━━ Data for the task ━━

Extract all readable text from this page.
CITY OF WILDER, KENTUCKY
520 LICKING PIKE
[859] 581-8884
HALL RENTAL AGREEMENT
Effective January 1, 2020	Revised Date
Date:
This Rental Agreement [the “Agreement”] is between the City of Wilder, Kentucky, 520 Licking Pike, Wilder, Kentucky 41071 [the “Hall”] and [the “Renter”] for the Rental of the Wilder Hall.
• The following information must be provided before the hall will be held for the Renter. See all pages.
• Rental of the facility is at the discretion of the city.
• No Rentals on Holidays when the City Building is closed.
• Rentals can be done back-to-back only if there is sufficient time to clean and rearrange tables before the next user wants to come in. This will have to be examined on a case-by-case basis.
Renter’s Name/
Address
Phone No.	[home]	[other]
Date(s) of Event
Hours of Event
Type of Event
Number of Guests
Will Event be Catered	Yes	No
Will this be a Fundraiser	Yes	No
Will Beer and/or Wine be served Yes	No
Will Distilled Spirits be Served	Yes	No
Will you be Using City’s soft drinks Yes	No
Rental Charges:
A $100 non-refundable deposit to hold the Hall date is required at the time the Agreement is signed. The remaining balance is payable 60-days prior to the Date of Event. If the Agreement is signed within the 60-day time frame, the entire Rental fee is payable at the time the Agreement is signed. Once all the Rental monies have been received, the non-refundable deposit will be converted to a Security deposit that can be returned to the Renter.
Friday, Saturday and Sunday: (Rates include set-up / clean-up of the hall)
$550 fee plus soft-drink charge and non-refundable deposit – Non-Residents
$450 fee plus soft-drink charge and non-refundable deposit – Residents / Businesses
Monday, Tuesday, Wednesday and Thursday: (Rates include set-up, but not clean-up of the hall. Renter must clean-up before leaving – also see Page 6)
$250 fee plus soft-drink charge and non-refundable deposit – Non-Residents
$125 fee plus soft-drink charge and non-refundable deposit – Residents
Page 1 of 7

━━━

**Exercise description:** Every record shown above must be echoed exactly.

**Solved problem:**
Extract all readable text from this page.
CITY OF WILDER, KENTUCKY
520 LICKING PIKE
[859] 581-8884
HALL RENTAL AGREEMENT
Effective January 1, 2020	Revised Date
Date:
This Rental Agreement [the “Agreement”] is between the City of Wilder, Kentucky, 520 Licking Pike, Wilder, Kentucky 41071 [the “Hall”] and [the “Renter”] for the Rental of the Wilder Hall.
• The following information must be provided before the hall will be held for the Renter. See all pages.
• Rental of the facility is at the discretion of the city.
• No Rentals on Holidays when the City Building is closed.
• Rentals can be done back-to-back only if there is sufficient time to clean and rearrange tables before the next user wants to come in. This will have to be examined on a case-by-case basis.
Renter’s Name/
Address
Phone No.	[home]	[other]
Date(s) of Event
Hours of Event
Type of Event
Number of Guests
Will Event be Catered	Yes	No
Will this be a Fundraiser	Yes	No
Will Beer and/or Wine be served Yes	No
Will Distilled Spirits be Served	Yes	No
Will you be Using City’s soft drinks Yes	No
Rental Charges:
A $100 non-refundable deposit to hold the Hall date is required at the time the Agreement is signed. The remaining balance is payable 60-days prior to the Date of Event. If the Agreement is signed within the 60-day time frame, the entire Rental fee is payable at the time the Agreement is signed. Once all the Rental monies have been received, the non-refundable deposit will be converted to a Security deposit that can be returned to the Renter.
Friday, Saturday and Sunday: (Rates include set-up / clean-up of the hall)
$550 fee plus soft-drink charge and non-refundable deposit – Non-Residents
$450 fee plus soft-drink charge and non-refundable deposit – Residents / Businesses
Monday, Tuesday, Wednesday and Thursday: (Rates include set-up, but not clean-up of the hall. Renter must clean-up before leaving – also see Page 6)
$250 fee plus soft-drink charge and non-refundable deposit – Non-Residents
$125 fee plus soft-drink charge and non-refundable deposit – Residents
Page 1 of 7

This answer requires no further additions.